Listed records:
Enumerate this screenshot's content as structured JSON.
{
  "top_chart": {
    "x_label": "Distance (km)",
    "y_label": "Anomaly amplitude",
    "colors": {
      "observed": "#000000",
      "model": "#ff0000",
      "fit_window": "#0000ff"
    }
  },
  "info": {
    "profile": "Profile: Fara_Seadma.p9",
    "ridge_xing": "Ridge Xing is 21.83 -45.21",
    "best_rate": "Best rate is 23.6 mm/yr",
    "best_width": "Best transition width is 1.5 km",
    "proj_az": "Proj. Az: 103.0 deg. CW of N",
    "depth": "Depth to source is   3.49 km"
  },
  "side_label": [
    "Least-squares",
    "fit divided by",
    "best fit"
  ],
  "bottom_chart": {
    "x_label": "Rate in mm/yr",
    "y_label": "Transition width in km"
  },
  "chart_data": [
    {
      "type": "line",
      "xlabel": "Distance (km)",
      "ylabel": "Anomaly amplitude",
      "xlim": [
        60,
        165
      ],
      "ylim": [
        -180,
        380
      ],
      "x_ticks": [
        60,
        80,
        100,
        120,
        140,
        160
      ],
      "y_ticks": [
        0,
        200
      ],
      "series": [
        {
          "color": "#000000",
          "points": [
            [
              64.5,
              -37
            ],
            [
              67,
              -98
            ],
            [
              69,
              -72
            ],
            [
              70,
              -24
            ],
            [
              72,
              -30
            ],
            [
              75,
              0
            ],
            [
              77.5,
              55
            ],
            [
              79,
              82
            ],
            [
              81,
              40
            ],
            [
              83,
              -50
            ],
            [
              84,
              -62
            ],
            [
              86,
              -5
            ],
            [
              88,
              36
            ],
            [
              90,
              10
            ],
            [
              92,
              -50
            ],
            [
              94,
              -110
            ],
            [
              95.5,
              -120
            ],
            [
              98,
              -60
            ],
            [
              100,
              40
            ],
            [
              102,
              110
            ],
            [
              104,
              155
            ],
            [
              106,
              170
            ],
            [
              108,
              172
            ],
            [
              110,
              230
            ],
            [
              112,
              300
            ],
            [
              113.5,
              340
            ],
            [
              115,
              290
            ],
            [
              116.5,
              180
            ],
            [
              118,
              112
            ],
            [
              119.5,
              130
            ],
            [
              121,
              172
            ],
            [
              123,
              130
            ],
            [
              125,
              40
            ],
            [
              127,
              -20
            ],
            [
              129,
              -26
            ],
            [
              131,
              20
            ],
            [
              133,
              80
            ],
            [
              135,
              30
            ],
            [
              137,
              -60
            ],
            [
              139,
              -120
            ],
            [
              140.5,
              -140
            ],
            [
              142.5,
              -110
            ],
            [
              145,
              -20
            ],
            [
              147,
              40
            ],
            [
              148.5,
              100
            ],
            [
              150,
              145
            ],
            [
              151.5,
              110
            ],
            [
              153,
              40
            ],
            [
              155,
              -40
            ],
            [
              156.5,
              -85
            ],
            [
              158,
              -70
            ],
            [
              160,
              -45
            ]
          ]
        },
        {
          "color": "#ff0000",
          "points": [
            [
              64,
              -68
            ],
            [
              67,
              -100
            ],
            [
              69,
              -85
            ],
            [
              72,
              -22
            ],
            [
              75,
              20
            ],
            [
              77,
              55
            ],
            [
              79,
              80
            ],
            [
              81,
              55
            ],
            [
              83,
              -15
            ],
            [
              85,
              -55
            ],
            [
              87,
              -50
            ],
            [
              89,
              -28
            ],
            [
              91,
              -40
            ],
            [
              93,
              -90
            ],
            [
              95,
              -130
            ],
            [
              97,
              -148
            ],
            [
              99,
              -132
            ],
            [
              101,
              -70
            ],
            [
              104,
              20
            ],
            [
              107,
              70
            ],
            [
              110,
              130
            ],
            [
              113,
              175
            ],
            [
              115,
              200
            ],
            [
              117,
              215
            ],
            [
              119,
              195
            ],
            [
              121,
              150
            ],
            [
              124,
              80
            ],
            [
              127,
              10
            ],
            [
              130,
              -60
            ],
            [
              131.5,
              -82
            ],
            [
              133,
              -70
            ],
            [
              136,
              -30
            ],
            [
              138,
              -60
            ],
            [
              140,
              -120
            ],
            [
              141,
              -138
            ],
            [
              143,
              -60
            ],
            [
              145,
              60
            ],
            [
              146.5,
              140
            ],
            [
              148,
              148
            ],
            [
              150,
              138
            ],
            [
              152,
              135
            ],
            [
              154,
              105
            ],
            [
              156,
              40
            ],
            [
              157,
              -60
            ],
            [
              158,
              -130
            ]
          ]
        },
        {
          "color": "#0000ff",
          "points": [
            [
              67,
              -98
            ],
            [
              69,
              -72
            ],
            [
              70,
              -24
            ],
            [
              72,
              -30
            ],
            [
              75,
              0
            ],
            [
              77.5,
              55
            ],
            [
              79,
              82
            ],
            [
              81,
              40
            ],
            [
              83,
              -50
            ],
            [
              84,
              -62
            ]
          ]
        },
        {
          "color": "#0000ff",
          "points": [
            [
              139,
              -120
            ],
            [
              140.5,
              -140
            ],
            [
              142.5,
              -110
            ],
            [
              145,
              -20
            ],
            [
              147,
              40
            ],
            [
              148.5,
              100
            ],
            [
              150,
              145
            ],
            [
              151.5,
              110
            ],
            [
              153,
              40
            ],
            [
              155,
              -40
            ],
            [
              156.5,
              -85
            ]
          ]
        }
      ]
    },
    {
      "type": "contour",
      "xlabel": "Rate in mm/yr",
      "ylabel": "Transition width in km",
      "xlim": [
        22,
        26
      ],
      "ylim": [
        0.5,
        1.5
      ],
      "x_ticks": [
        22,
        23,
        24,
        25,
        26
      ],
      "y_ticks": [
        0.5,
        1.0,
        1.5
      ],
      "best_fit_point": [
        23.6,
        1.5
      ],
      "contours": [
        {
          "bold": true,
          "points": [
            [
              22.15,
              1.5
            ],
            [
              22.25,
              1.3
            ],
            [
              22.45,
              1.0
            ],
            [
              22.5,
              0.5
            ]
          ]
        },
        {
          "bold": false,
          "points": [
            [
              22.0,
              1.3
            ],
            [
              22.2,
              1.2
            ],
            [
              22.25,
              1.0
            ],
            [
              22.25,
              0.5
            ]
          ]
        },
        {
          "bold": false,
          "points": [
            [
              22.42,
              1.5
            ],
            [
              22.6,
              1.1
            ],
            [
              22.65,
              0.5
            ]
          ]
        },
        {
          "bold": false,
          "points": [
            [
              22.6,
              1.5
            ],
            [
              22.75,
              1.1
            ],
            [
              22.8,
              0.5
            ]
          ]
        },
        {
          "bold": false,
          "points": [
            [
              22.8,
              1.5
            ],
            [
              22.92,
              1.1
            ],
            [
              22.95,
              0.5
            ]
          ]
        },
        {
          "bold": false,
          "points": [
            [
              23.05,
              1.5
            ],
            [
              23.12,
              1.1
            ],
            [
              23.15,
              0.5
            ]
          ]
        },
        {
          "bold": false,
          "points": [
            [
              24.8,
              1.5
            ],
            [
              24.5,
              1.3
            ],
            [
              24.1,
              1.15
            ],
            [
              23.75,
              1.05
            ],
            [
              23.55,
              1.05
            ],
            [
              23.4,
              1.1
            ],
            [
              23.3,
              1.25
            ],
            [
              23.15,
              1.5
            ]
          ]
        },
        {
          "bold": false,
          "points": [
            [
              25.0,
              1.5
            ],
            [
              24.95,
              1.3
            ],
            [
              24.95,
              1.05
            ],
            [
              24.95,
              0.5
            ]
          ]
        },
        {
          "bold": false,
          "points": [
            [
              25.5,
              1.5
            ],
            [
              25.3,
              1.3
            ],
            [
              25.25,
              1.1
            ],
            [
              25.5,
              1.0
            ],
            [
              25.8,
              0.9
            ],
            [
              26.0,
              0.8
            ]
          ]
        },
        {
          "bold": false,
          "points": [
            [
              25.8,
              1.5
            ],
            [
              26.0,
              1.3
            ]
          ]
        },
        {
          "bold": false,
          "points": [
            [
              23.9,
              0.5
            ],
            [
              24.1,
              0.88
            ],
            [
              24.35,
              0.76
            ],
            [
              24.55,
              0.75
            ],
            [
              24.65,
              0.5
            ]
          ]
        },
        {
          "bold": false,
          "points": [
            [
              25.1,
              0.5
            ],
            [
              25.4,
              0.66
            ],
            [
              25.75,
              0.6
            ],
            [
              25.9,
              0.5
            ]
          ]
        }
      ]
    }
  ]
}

What this task involves:
State how many lines of the records above contain "Distance", with no words besides the number.

Response for this exercise:
2